--- Start ---

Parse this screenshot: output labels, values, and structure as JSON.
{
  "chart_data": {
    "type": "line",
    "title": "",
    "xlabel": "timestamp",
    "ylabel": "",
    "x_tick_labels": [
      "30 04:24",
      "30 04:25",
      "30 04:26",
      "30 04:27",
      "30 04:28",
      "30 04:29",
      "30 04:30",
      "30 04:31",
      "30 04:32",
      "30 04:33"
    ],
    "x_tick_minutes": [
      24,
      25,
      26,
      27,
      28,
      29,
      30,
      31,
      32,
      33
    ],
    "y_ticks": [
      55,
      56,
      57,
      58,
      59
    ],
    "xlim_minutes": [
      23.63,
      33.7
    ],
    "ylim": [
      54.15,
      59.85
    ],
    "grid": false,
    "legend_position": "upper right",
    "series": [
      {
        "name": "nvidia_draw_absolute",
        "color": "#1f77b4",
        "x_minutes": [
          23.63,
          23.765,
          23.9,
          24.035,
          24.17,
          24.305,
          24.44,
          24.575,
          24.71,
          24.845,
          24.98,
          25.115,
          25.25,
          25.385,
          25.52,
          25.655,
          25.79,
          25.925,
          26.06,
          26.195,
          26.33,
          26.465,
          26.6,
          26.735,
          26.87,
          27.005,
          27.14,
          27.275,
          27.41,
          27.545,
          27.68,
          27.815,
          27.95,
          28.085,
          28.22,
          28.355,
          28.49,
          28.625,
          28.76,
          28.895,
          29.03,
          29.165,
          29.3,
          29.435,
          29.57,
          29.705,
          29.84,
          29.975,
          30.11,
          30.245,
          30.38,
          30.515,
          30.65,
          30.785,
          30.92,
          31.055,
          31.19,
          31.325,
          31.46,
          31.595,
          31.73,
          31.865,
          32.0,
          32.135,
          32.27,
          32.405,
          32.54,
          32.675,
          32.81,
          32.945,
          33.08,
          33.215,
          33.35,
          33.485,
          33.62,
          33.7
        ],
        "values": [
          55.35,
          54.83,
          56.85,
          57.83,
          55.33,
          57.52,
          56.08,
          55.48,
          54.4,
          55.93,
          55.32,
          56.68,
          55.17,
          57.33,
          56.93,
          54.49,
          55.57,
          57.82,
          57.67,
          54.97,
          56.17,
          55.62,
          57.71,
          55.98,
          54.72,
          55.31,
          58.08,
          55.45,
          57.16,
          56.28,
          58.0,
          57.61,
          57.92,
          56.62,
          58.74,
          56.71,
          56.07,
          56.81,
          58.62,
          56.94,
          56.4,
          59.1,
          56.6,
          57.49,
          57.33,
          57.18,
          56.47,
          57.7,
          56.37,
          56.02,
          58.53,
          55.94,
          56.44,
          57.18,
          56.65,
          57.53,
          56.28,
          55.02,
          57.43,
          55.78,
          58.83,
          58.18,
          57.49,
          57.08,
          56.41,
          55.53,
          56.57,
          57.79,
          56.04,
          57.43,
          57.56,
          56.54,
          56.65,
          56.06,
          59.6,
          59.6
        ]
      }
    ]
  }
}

--- End ---

# [Directive]
Repeat the listing in full, keeping every line exactly as it is.

# [Task solution]
Parse this screenshot: output labels, values, and structure as JSON.
{
  "chart_data": {
    "type": "line",
    "title": "",
    "xlabel": "timestamp",
    "ylabel": "",
    "x_tick_labels": [
      "30 04:24",
      "30 04:25",
      "30 04:26",
      "30 04:27",
      "30 04:28",
      "30 04:29",
      "30 04:30",
      "30 04:31",
      "30 04:32",
      "30 04:33"
    ],
    "x_tick_minutes": [
      24,
      25,
      26,
      27,
      28,
      29,
      30,
      31,
      32,
      33
    ],
    "y_ticks": [
      55,
      56,
      57,
      58,
      59
    ],
    "xlim_minutes": [
      23.63,
      33.7
    ],
    "ylim": [
      54.15,
      59.85
    ],
    "grid": false,
    "legend_position": "upper right",
    "series": [
      {
        "name": "nvidia_draw_absolute",
        "color": "#1f77b4",
        "x_minutes": [
          23.63,
          23.765,
          23.9,
          24.035,
          24.17,
          24.305,
          24.44,
          24.575,
          24.71,
          24.845,
          24.98,
          25.115,
          25.25,
          25.385,
          25.52,
          25.655,
          25.79,
          25.925,
          26.06,
          26.195,
          26.33,
          26.465,
          26.6,
          26.735,
          26.87,
          27.005,
          27.14,
          27.275,
          27.41,
          27.545,
          27.68,
          27.815,
          27.95,
          28.085,
          28.22,
          28.355,
          28.49,
          28.625,
          28.76,
          28.895,
          29.03,
          29.165,
          29.3,
          29.435,
          29.57,
          29.705,
          29.84,
          29.975,
          30.11,
          30.245,
          30.38,
          30.515,
          30.65,
          30.785,
          30.92,
          31.055,
          31.19,
          31.325,
          31.46,
          31.595,
          31.73,
          31.865,
          32.0,
          32.135,
          32.27,
          32.405,
          32.54,
          32.675,
          32.81,
          32.945,
          33.08,
          33.215,
          33.35,
          33.485,
          33.62,
          33.7
        ],
        "values": [
          55.35,
          54.83,
          56.85,
          57.83,
          55.33,
          57.52,
          56.08,
          55.48,
          54.4,
          55.93,
          55.32,
          56.68,
          55.17,
          57.33,
          56.93,
          54.49,
          55.57,
          57.82,
          57.67,
          54.97,
          56.17,
          55.62,
          57.71,
          55.98,
          54.72,
          55.31,
          58.08,
          55.45,
          57.16,
          56.28,
          58.0,
          57.61,
          57.92,
          56.62,
          58.74,
          56.71,
          56.07,
          56.81,
          58.62,
          56.94,
          56.4,
          59.1,
          56.6,
          57.49,
          57.33,
          57.18,
          56.47,
          57.7,
          56.37,
          56.02,
          58.53,
          55.94,
          56.44,
          57.18,
          56.65,
          57.53,
          56.28,
          55.02,
          57.43,
          55.78,
          58.83,
          58.18,
          57.49,
          57.08,
          56.41,
          55.53,
          56.57,
          57.79,
          56.04,
          57.43,
          57.56,
          56.54,
          56.65,
          56.06,
          59.6,
          59.6
        ]
      }
    ]
  }
}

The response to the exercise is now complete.